------ Provided material

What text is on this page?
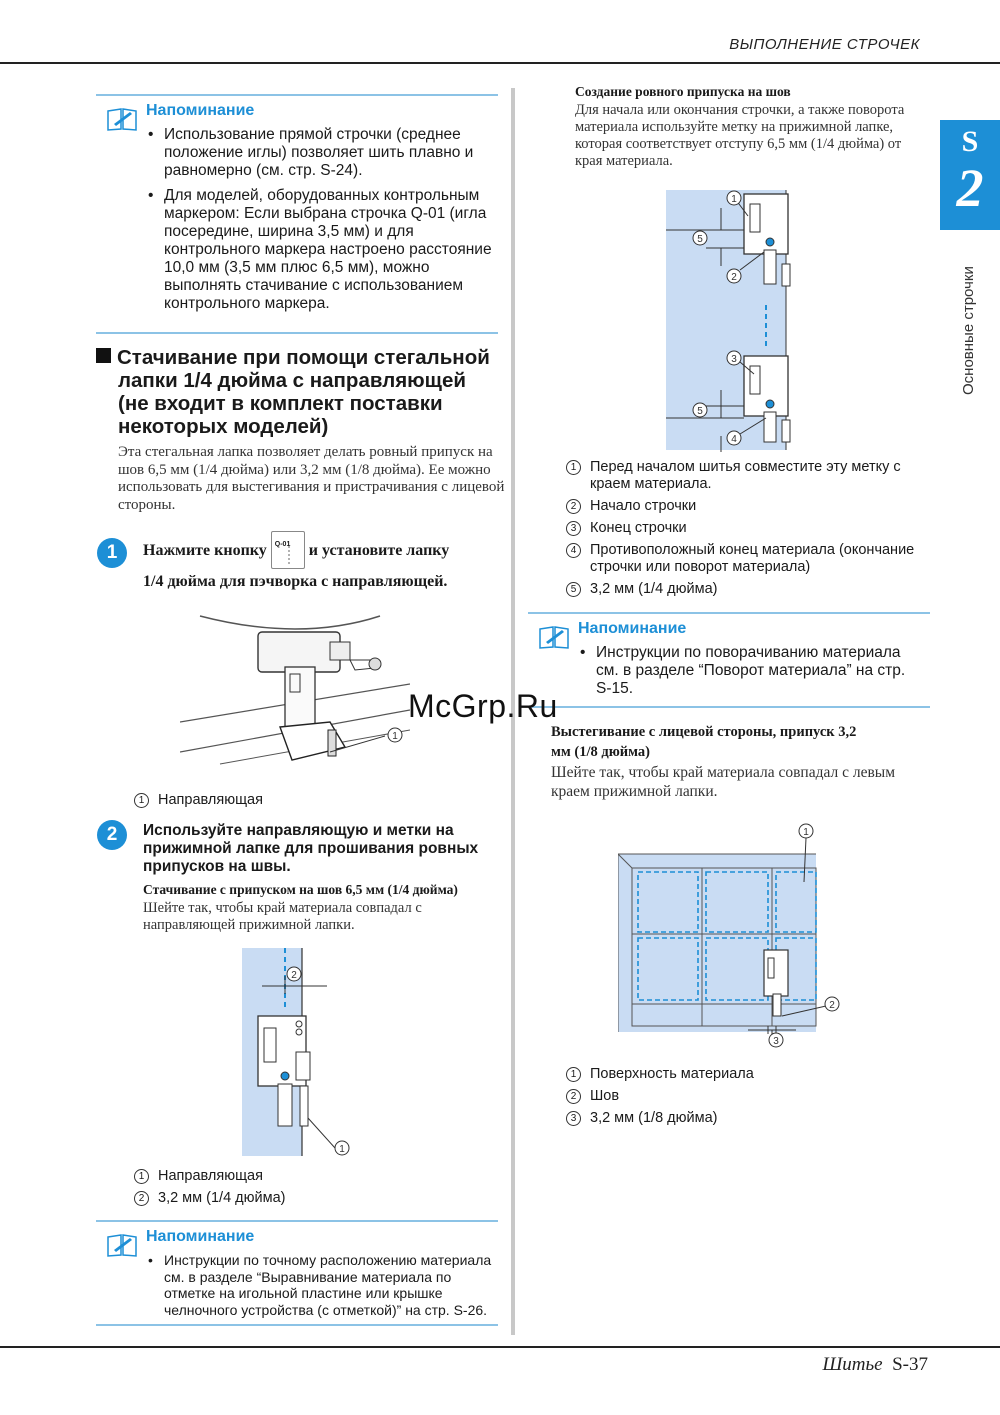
ВЫПОЛНЕНИЕ СТРОЧЕК
S
2
Основные строчки
Напоминание
• Использование прямой строчки (среднее положение иглы) позволяет шить плавно и равномерно (см. стр. S-24).
• Для моделей, оборудованных контрольным маркером: Если выбрана строчка Q-01 (игла посередине, ширина 3,5 мм) и для контрольного маркера настроено расстояние 10,0 мм (3,5 мм плюс 6,5 мм), можно выполнять стачивание с использованием контрольного маркера.
Стачивание при помощи стегальной
лапки 1/4 дюйма с направляющей
(не входит в комплект поставки
некоторых моделей)
Эта стегальная лапка позволяет делать ровный припуск на шов 6,5 мм (1/4 дюйма) или 3,2 мм (1/8 дюйма). Ее можно использовать для выстегивания и пристрачивания с лицевой стороны.
1	Нажмите кнопку Q-01 и установите лапку
1/4 дюйма для пэчворка с направляющей.
1
1 Направляющая
2	Используйте направляющую и метки на прижимной лапке для прошивания ровных припусков на швы.
Стачивание с припуском на шов 6,5 мм (1/4 дюйма)
Шейте так, чтобы край материала совпадал с направляющей прижимной лапки.
2
1
1 Направляющая
2 3,2 мм (1/4 дюйма)
Напоминание
• Инструкции по точному расположению материала см. в разделе “Выравнивание материала по отметке на игольной пластине или крышке челночного устройства (с отметкой)” на стр. S-26.
Создание ровного припуска на шов
Для начала или окончания строчки, а также поворота материала используйте метку на прижимной лапке, которая соответствует отступу 6,5 мм (1/4 дюйма) от края материала.
5
5
1
2
3
4
1 Перед началом шитья совместите эту метку с краем материала.
2 Начало строчки
3 Конец строчки
4 Противоположный конец материала (окончание строчки или поворот материала)
5 3,2 мм (1/4 дюйма)
Напоминание
• Инструкции по поворачиванию материала см. в разделе “Поворот материала” на стр. S-15.
McGrp.Ru
Выстегивание с лицевой стороны, припуск 3,2
мм (1/8 дюйма)
Шейте так, чтобы край материала совпадал с левым краем прижимной лапки.
3
2
1
1 Поверхность материала
2 Шов
3 3,2 мм (1/8 дюйма)
Шитье S-37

------------

▶ _Your goal_: Repeat the listing above exactly, with no pictures.

▶ _Answer in full_:
What text is on this page?
ВЫПОЛНЕНИЕ СТРОЧЕК
S
2
Основные строчки
Напоминание
• Использование прямой строчки (среднее положение иглы) позволяет шить плавно и равномерно (см. стр. S-24).
• Для моделей, оборудованных контрольным маркером: Если выбрана строчка Q-01 (игла посередине, ширина 3,5 мм) и для контрольного маркера настроено расстояние 10,0 мм (3,5 мм плюс 6,5 мм), можно выполнять стачивание с использованием контрольного маркера.
Стачивание при помощи стегальной
лапки 1/4 дюйма с направляющей
(не входит в комплект поставки
некоторых моделей)
Эта стегальная лапка позволяет делать ровный припуск на шов 6,5 мм (1/4 дюйма) или 3,2 мм (1/8 дюйма). Ее можно использовать для выстегивания и пристрачивания с лицевой стороны.
1	Нажмите кнопку Q-01 и установите лапку
1/4 дюйма для пэчворка с направляющей.
1
1 Направляющая
2	Используйте направляющую и метки на прижимной лапке для прошивания ровных припусков на швы.
Стачивание с припуском на шов 6,5 мм (1/4 дюйма)
Шейте так, чтобы край материала совпадал с направляющей прижимной лапки.
2
1
1 Направляющая
2 3,2 мм (1/4 дюйма)
Напоминание
• Инструкции по точному расположению материала см. в разделе “Выравнивание материала по отметке на игольной пластине или крышке челночного устройства (с отметкой)” на стр. S-26.
Создание ровного припуска на шов
Для начала или окончания строчки, а также поворота материала используйте метку на прижимной лапке, которая соответствует отступу 6,5 мм (1/4 дюйма) от края материала.
5
5
1
2
3
4
1 Перед началом шитья совместите эту метку с краем материала.
2 Начало строчки
3 Конец строчки
4 Противоположный конец материала (окончание строчки или поворот материала)
5 3,2 мм (1/4 дюйма)
Напоминание
• Инструкции по поворачиванию материала см. в разделе “Поворот материала” на стр. S-15.
McGrp.Ru
Выстегивание с лицевой стороны, припуск 3,2
мм (1/8 дюйма)
Шейте так, чтобы край материала совпадал с левым краем прижимной лапки.
3
2
1
1 Поверхность материала
2 Шов
3 3,2 мм (1/8 дюйма)
Шитье S-37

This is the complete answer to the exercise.